Though this seemed simple enough to start, it wasn’t long before I starting wondering how often I was supposed to indicate my position. The printed User Guide was no help, saying only “Click on the map accurately where you are as you walk”. It turns out that the key to knowing how often and where to click lies in understanding how Surveyor marries the Site Map location clicks and signal data samples.

Because Surveyor has no innate way of knowing where each data sample was made, it relies on the user to accurately click his / her location on the Site Map as the survey progresses. Surveyor then uses that information, along with a time stamp for each data sample, to estimate where each sample was actually taken and attach calculated X and Y coordinates to each sample.

Since the calculation is done using a straight line interpolation, it’s important that you click just before each change in direction and estimate your location as accurately as possible. An example will show how important it is to watch where you click!

Let’s say I start a survey by clicking my start location on the Site Map and I’m using the default data logging rate of 3 seconds between samples. Right after I click, I drop my favorite pen and spend about 10 seconds finding and picking it up. Pen retrieved, I now move 20 feet down the hallway and click to indicate my location. If I stopped the survey at this point, Surveyor would show a survey path something like Figure 9.

AirMagnet Surveyor Misleading Survey Path

Figure 9: Misleading Survey Path

Note that Surveyor has taken the three data points that were actually taken at the same location while I was hunting for my pen and distributed them evenly along a 20 foot path. This is obviously incorrect – the correct diagram would show three data samples clustered near the starting point – but accurate according to the location information I gave Surveyor.

What I should have done is either click again on the survey start point before I began to move, paused the survey (using Surveyor’s Pause feature) right after I dropped my pen, or just restarted the survey after clearing out the incorrect data. If you end up in a blind alley, or just decide that you don’t want data you gathered along a particular survey leg, you can also use Surveyor’s Retract function to erase the most recent path.

Surveyor lets you perform two survey types. A “passive” survey gathers signal, noise channel and SSID data from all in-range APs – much like AirMagnet’s Laptop and Handheld products. You can also perform “active” surveys that log signal info from a specific AP that you choose to associate with or multiple APs in a specified SSID. The setup for both survey types is pretty much the same with the “active” survey only requiring you to choose an SSID or AP to associate with.

Data Display and Manipulation

Once the survey is complete, you switch to Surveyor’s Display mode to view the fruits of your labors. As you make the switch, you’ll probably encounter a pop-up window asking you whether you want to specify the locations for the access points in your survey.

AirMagnet recommends you do this and I agree with their recommendation, since nailing down the APs’ locations removes a variable from Surveyor’s signal map generation algorithms and centers calculated peak signal areas on the APs instead of where Surveyor estimates the APs to be.

You can see the difference that adding the AP location information makes by examining Figures 10 and 11. The screenshots show two views of the same passive survey data from a test WLAN that included a Gigabype GN-A17GU 11g access point (red) and OvisLink WMU-9000VPN 11g VPN router (blue).

AirMagnet Surveyor Passive Survey display - without APs specified

Figure 10: Passive Survey display – without APs specified

(click on the image for a larger view)

▶ Data excerpts:

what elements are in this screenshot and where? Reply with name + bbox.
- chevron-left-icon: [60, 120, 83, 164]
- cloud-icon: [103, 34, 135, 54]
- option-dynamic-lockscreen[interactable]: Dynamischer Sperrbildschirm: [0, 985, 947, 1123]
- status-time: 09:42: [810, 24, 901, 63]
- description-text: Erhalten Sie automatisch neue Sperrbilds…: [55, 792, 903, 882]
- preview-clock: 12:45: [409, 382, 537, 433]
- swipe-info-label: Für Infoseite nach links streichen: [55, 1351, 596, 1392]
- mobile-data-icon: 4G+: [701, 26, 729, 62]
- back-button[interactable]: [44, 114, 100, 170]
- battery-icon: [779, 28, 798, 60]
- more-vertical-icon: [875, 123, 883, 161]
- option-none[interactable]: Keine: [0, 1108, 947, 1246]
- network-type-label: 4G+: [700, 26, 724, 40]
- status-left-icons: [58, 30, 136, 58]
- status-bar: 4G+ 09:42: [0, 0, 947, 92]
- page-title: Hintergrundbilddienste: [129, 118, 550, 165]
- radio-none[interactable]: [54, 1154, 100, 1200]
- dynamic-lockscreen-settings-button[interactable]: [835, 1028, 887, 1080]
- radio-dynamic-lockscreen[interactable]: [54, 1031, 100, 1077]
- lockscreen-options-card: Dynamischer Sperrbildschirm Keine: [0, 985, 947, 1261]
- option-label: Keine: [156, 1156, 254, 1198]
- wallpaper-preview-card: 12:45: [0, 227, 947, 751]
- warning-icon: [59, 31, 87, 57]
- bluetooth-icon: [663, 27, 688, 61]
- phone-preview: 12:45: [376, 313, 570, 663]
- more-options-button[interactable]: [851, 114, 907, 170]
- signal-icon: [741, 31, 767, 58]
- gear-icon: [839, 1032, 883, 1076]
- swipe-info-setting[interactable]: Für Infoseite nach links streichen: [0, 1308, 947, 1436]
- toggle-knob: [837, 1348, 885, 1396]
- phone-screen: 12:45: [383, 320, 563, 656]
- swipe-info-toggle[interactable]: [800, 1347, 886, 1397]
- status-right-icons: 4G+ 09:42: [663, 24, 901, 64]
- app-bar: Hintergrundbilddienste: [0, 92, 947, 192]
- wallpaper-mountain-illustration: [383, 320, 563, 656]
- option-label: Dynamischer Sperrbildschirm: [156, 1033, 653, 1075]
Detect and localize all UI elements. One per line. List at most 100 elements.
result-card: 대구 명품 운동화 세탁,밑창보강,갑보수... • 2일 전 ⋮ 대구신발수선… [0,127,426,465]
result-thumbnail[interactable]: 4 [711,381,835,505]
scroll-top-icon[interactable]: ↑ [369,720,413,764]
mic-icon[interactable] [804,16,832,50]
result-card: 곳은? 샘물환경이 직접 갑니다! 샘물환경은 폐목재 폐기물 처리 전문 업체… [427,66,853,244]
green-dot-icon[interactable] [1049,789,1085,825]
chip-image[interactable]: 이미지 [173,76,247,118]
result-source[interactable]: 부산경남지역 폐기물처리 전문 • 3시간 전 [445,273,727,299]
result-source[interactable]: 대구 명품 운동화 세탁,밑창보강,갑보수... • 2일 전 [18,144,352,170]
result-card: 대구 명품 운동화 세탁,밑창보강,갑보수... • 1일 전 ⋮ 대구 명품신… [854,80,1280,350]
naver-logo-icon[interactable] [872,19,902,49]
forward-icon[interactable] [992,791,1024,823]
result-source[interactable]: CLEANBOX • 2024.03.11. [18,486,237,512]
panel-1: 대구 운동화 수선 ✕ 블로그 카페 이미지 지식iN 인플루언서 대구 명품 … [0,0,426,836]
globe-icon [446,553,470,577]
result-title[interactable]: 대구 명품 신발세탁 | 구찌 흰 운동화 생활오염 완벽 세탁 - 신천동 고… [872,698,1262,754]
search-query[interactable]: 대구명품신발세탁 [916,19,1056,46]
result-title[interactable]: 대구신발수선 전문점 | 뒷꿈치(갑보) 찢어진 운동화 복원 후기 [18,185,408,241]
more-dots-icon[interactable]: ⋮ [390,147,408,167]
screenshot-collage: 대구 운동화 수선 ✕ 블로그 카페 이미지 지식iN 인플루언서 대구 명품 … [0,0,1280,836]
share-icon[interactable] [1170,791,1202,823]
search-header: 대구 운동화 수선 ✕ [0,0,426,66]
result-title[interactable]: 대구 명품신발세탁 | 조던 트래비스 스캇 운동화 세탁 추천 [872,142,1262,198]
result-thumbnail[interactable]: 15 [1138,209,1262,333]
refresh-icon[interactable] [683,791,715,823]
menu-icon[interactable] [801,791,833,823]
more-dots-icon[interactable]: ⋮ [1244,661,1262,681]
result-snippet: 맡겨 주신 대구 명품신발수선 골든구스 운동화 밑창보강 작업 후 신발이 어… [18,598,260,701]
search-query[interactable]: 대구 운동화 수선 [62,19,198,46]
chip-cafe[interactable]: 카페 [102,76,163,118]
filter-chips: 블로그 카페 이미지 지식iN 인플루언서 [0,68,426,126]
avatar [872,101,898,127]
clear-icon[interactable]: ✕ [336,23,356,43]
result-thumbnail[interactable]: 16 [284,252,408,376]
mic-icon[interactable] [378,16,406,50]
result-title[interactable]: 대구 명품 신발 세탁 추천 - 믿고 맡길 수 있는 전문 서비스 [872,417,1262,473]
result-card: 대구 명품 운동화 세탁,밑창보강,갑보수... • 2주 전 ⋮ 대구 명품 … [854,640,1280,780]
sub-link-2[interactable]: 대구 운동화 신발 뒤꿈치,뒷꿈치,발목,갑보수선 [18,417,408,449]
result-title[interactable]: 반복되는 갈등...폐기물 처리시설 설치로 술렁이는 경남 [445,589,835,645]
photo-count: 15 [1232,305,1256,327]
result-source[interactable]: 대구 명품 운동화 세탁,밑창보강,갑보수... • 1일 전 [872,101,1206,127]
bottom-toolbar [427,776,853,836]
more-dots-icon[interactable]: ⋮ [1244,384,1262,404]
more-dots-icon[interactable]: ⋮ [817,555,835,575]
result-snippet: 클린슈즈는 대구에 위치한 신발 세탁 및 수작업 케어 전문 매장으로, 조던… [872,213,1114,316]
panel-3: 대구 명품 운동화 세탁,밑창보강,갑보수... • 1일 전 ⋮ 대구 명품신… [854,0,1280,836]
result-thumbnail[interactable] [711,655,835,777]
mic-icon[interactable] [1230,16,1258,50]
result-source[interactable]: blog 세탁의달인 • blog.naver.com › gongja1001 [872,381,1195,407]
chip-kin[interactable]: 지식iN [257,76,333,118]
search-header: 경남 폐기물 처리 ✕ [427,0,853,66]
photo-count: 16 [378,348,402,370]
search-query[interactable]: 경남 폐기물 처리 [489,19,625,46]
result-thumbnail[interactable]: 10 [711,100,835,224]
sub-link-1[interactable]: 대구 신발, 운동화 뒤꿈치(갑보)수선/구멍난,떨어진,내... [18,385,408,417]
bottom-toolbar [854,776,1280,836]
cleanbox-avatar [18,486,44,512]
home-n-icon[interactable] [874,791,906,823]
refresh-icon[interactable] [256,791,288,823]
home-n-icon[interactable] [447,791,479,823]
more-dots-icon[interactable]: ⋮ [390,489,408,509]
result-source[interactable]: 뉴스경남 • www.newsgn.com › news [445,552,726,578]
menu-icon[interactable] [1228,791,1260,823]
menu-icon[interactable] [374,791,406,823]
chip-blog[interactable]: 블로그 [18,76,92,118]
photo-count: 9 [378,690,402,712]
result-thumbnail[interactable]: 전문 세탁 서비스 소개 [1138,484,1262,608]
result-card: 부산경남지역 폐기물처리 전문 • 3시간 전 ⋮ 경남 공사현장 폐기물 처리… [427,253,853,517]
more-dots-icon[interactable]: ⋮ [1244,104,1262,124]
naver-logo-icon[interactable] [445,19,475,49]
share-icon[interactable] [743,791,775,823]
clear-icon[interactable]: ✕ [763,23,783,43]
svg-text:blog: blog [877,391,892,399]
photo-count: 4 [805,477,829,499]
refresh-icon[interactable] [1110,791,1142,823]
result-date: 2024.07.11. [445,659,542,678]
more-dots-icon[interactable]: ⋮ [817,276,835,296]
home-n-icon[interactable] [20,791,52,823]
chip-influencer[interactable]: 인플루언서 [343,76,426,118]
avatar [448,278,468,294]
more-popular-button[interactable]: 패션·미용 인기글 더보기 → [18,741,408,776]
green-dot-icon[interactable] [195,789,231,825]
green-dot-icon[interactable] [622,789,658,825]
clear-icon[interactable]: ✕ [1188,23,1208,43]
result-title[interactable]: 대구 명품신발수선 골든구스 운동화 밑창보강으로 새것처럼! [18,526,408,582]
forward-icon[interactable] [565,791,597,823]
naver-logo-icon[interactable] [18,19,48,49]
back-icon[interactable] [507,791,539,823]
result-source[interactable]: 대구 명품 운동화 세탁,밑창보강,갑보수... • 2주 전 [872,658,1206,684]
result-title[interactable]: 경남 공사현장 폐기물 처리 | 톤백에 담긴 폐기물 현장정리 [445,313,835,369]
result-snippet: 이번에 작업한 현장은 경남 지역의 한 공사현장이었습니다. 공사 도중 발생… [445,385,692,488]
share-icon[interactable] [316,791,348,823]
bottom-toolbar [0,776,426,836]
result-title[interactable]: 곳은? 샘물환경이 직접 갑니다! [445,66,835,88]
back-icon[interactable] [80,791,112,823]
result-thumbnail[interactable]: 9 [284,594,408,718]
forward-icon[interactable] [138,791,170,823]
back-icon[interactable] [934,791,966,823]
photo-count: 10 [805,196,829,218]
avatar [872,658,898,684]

▶ Given exercise:
According to the passage on AirMagnet Surveyor, what is the default data logging rate? The records bear no relation to the passage on AirMagnet Surveyor.

▶ Result of the task:
Three seconds between samples.